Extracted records

******************************

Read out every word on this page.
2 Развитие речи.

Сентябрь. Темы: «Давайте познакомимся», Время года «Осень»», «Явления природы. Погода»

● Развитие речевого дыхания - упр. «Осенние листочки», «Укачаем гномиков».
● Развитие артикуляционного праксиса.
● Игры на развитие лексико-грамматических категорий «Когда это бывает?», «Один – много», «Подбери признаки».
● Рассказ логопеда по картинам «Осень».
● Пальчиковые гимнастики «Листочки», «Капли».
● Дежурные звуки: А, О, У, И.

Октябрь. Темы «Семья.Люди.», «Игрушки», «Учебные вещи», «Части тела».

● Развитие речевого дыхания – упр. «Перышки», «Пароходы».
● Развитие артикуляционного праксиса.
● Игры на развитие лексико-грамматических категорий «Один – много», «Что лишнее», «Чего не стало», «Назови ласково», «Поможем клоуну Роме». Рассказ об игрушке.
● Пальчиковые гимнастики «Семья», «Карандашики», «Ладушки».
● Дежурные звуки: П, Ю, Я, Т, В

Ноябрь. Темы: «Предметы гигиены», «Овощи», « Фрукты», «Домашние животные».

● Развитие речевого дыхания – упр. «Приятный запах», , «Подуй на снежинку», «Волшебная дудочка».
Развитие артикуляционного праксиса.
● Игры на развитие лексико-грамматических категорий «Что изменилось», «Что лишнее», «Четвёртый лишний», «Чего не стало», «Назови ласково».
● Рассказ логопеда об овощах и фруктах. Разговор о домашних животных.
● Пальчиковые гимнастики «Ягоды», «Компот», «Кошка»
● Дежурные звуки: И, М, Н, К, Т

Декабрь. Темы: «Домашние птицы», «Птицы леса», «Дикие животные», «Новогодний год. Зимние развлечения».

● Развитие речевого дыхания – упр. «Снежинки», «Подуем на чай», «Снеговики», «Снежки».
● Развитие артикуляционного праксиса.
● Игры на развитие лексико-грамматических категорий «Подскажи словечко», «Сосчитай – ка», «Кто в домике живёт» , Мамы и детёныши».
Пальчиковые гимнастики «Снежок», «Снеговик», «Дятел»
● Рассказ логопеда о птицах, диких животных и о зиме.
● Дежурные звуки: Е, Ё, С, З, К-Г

******************************

→ Task details:
Reply with nothing except the number of lines in the listing above that include "речевого".

→ The completed task:
4